> _Challenge_: Write out the data below exactly as given, without any of its pictures.

┄┄┄┄┄┄┄┄┄┄

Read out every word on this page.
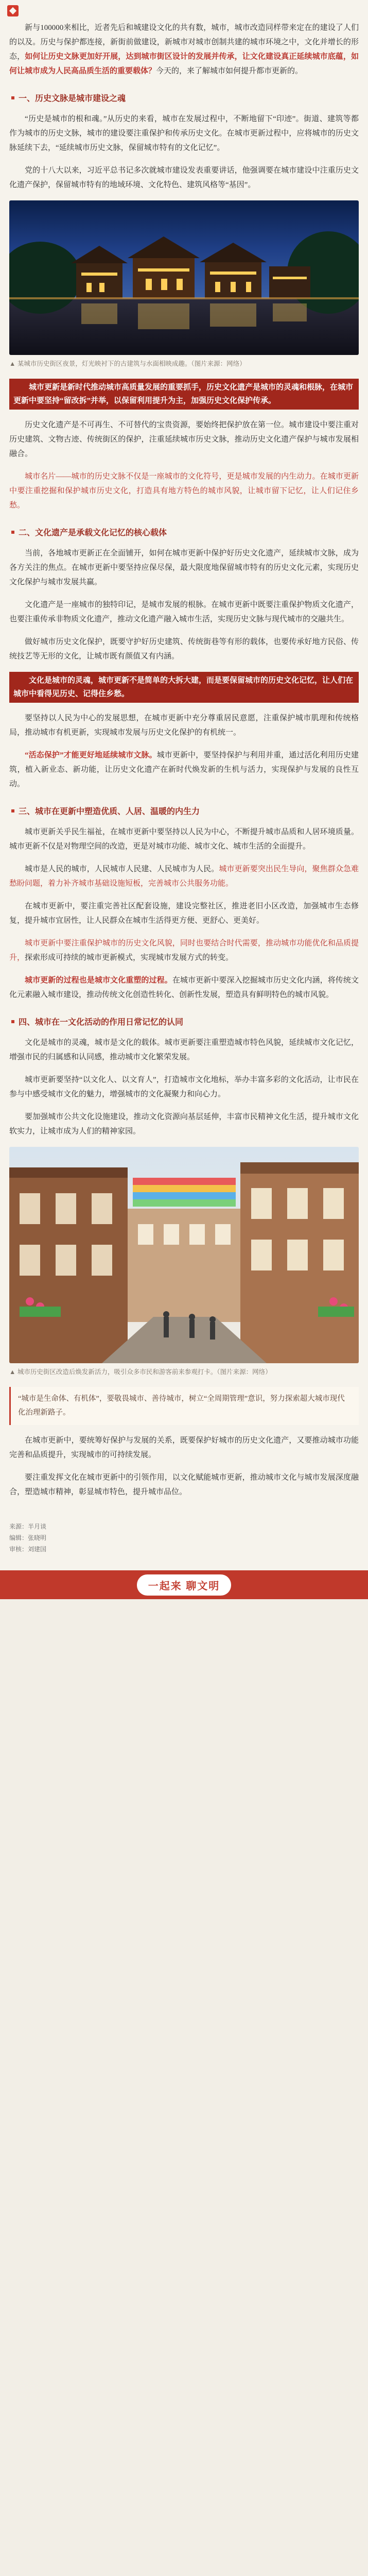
新与100000来相比，近者先后和城建设文化的共有数，城市，城市改造同样带来定在的建设了人们的以及。历史与保护都连接，新街前做建设，新城市对城市创制共建的城市环境之中，文化并增长的形态，如何让历史文脉更加好开展，达到城市街区设计的发展并传承，让文化建设真正延续城市底蕴，如何让城市成为人民高品质生活的重要载体？今天的，来了解城市如何提升都市更新的。

一、历史文脉是城市建设之魂

“历史是城市的根和魂。”从历史的来看，城市在发展过程中，不断地留下“印迹”。街道、建筑等都作为城市的历史文脉，城市的建设要注重保护和传承历史文化。在城市更新过程中，应将城市的历史文脉延续下去，“延续城市历史文脉，保留城市特有的文化记忆”。

党的十八大以来，习近平总书记多次就城市建设发表重要讲话，他强调要在城市建设中注重历史文化遗产保护，保留城市特有的地域环境、文化特色、建筑风格等“基因”。

▲ 某城市历史街区夜景，灯光映衬下的古建筑与水面相映成趣。（图片来源：网络）
城市更新是新时代推动城市高质量发展的重要抓手，历史文化遗产是城市的灵魂和根脉，在城市更新中要坚持“留改拆”并举，以保留利用提升为主，加强历史文化保护传承。

历史文化遗产是不可再生、不可替代的宝贵资源，要始终把保护放在第一位。城市建设中要注重对历史建筑、文物古迹、传统街区的保护，注重延续城市历史文脉，推动历史文化遗产保护与城市发展相融合。

城市名片——城市的历史文脉不仅是一座城市的文化符号，更是城市发展的内生动力。在城市更新中要注重挖掘和保护城市历史文化，打造具有地方特色的城市风貌，让城市留下记忆，让人们记住乡愁。

二、文化遗产是承载文化记忆的核心载体

当前，各地城市更新正在全面铺开，如何在城市更新中保护好历史文化遗产，延续城市文脉，成为各方关注的焦点。在城市更新中要坚持应保尽保，最大限度地保留城市特有的历史文化元素，实现历史文化保护与城市发展共赢。

文化遗产是一座城市的独特印记，是城市发展的根脉。在城市更新中既要注重保护物质文化遗产，也要注重传承非物质文化遗产，推动文化遗产融入城市生活，实现历史文脉与现代城市的交融共生。

做好城市历史文化保护，既要守护好历史建筑、传统街巷等有形的载体，也要传承好地方民俗、传统技艺等无形的文化，让城市既有颜值又有内涵。

文化是城市的灵魂，城市更新不是简单的大拆大建，而是要保留城市的历史文化记忆，让人们在城市中看得见历史、记得住乡愁。

要坚持以人民为中心的发展思想，在城市更新中充分尊重居民意愿，注重保护城市肌理和传统格局，推动城市有机更新，实现城市发展与历史文化保护的有机统一。

“活态保护”才能更好地延续城市文脉。城市更新中，要坚持保护与利用并重，通过活化利用历史建筑，植入新业态、新功能，让历史文化遗产在新时代焕发新的生机与活力，实现保护与发展的良性互动。

三、城市在更新中塑造优质、人居、温暖的内生力

城市更新关乎民生福祉，在城市更新中要坚持以人民为中心，不断提升城市品质和人居环境质量。城市更新不仅是对物理空间的改造，更是对城市功能、城市文化、城市生活的全面提升。

城市是人民的城市，人民城市人民建、人民城市为人民。城市更新要突出民生导向，聚焦群众急难愁盼问题，着力补齐城市基础设施短板，完善城市公共服务功能。

在城市更新中，要注重完善社区配套设施，建设完整社区，推进老旧小区改造，加强城市生态修复，提升城市宜居性，让人民群众在城市生活得更方便、更舒心、更美好。

城市更新中要注重保护城市的历史文化风貌，同时也要结合时代需要，推动城市功能优化和品质提升，探索形成可持续的城市更新模式，实现城市发展方式的转变。

城市更新的过程也是城市文化重塑的过程。在城市更新中要深入挖掘城市历史文化内涵，将传统文化元素融入城市建设，推动传统文化创造性转化、创新性发展，塑造具有鲜明特色的城市风貌。

四、城市在一文化活动的作用日常记忆的认同

文化是城市的灵魂，城市是文化的载体。城市更新要注重塑造城市特色风貌，延续城市文化记忆，增强市民的归属感和认同感，推动城市文化繁荣发展。

城市更新要坚持“以文化人、以文育人”，打造城市文化地标，举办丰富多彩的文化活动，让市民在参与中感受城市文化的魅力，增强城市的文化凝聚力和向心力。

要加强城市公共文化设施建设，推动文化资源向基层延伸，丰富市民精神文化生活，提升城市文化软实力，让城市成为人们的精神家园。

▲ 城市历史街区改造后焕发新活力，吸引众多市民和游客前来参观打卡。（图片来源：网络）
“城市是生命体、有机体”，要敬畏城市、善待城市，树立“全周期管理”意识，努力探索超大城市现代化治理新路子。

在城市更新中，要统筹好保护与发展的关系，既要保护好城市的历史文化遗产，又要推动城市功能完善和品质提升，实现城市的可持续发展。

要注重发挥文化在城市更新中的引领作用，以文化赋能城市更新，推动城市文化与城市发展深度融合，塑造城市精神，彰显城市特色，提升城市品位。

来源：半月谈
编辑：张晓明
审核：刘建国
一起来 聊文明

┄┄┄┄┄┄┄┄┄┄

> _Answer below_:
Read out every word on this page.
新与100000来相比，近者先后和城建设文化的共有数，城市，城市改造同样带来定在的建设了人们的以及。历史与保护都连接，新街前做建设，新城市对城市创制共建的城市环境之中，文化并增长的形态，如何让历史文脉更加好开展，达到城市街区设计的发展并传承，让文化建设真正延续城市底蕴，如何让城市成为人民高品质生活的重要载体？今天的，来了解城市如何提升都市更新的。

一、历史文脉是城市建设之魂

“历史是城市的根和魂。”从历史的来看，城市在发展过程中，不断地留下“印迹”。街道、建筑等都作为城市的历史文脉，城市的建设要注重保护和传承历史文化。在城市更新过程中，应将城市的历史文脉延续下去，“延续城市历史文脉，保留城市特有的文化记忆”。

党的十八大以来，习近平总书记多次就城市建设发表重要讲话，他强调要在城市建设中注重历史文化遗产保护，保留城市特有的地域环境、文化特色、建筑风格等“基因”。

▲ 某城市历史街区夜景，灯光映衬下的古建筑与水面相映成趣。（图片来源：网络）
城市更新是新时代推动城市高质量发展的重要抓手，历史文化遗产是城市的灵魂和根脉，在城市更新中要坚持“留改拆”并举，以保留利用提升为主，加强历史文化保护传承。

历史文化遗产是不可再生、不可替代的宝贵资源，要始终把保护放在第一位。城市建设中要注重对历史建筑、文物古迹、传统街区的保护，注重延续城市历史文脉，推动历史文化遗产保护与城市发展相融合。

城市名片——城市的历史文脉不仅是一座城市的文化符号，更是城市发展的内生动力。在城市更新中要注重挖掘和保护城市历史文化，打造具有地方特色的城市风貌，让城市留下记忆，让人们记住乡愁。

二、文化遗产是承载文化记忆的核心载体

当前，各地城市更新正在全面铺开，如何在城市更新中保护好历史文化遗产，延续城市文脉，成为各方关注的焦点。在城市更新中要坚持应保尽保，最大限度地保留城市特有的历史文化元素，实现历史文化保护与城市发展共赢。

文化遗产是一座城市的独特印记，是城市发展的根脉。在城市更新中既要注重保护物质文化遗产，也要注重传承非物质文化遗产，推动文化遗产融入城市生活，实现历史文脉与现代城市的交融共生。

做好城市历史文化保护，既要守护好历史建筑、传统街巷等有形的载体，也要传承好地方民俗、传统技艺等无形的文化，让城市既有颜值又有内涵。

文化是城市的灵魂，城市更新不是简单的大拆大建，而是要保留城市的历史文化记忆，让人们在城市中看得见历史、记得住乡愁。

要坚持以人民为中心的发展思想，在城市更新中充分尊重居民意愿，注重保护城市肌理和传统格局，推动城市有机更新，实现城市发展与历史文化保护的有机统一。

“活态保护”才能更好地延续城市文脉。城市更新中，要坚持保护与利用并重，通过活化利用历史建筑，植入新业态、新功能，让历史文化遗产在新时代焕发新的生机与活力，实现保护与发展的良性互动。

三、城市在更新中塑造优质、人居、温暖的内生力

城市更新关乎民生福祉，在城市更新中要坚持以人民为中心，不断提升城市品质和人居环境质量。城市更新不仅是对物理空间的改造，更是对城市功能、城市文化、城市生活的全面提升。

城市是人民的城市，人民城市人民建、人民城市为人民。城市更新要突出民生导向，聚焦群众急难愁盼问题，着力补齐城市基础设施短板，完善城市公共服务功能。

在城市更新中，要注重完善社区配套设施，建设完整社区，推进老旧小区改造，加强城市生态修复，提升城市宜居性，让人民群众在城市生活得更方便、更舒心、更美好。

城市更新中要注重保护城市的历史文化风貌，同时也要结合时代需要，推动城市功能优化和品质提升，探索形成可持续的城市更新模式，实现城市发展方式的转变。

城市更新的过程也是城市文化重塑的过程。在城市更新中要深入挖掘城市历史文化内涵，将传统文化元素融入城市建设，推动传统文化创造性转化、创新性发展，塑造具有鲜明特色的城市风貌。

四、城市在一文化活动的作用日常记忆的认同

文化是城市的灵魂，城市是文化的载体。城市更新要注重塑造城市特色风貌，延续城市文化记忆，增强市民的归属感和认同感，推动城市文化繁荣发展。

城市更新要坚持“以文化人、以文育人”，打造城市文化地标，举办丰富多彩的文化活动，让市民在参与中感受城市文化的魅力，增强城市的文化凝聚力和向心力。

要加强城市公共文化设施建设，推动文化资源向基层延伸，丰富市民精神文化生活，提升城市文化软实力，让城市成为人们的精神家园。

▲ 城市历史街区改造后焕发新活力，吸引众多市民和游客前来参观打卡。（图片来源：网络）
“城市是生命体、有机体”，要敬畏城市、善待城市，树立“全周期管理”意识，努力探索超大城市现代化治理新路子。

在城市更新中，要统筹好保护与发展的关系，既要保护好城市的历史文化遗产，又要推动城市功能完善和品质提升，实现城市的可持续发展。

要注重发挥文化在城市更新中的引领作用，以文化赋能城市更新，推动城市文化与城市发展深度融合，塑造城市精神，彰显城市特色，提升城市品位。

来源：半月谈
编辑：张晓明
审核：刘建国
一起来 聊文明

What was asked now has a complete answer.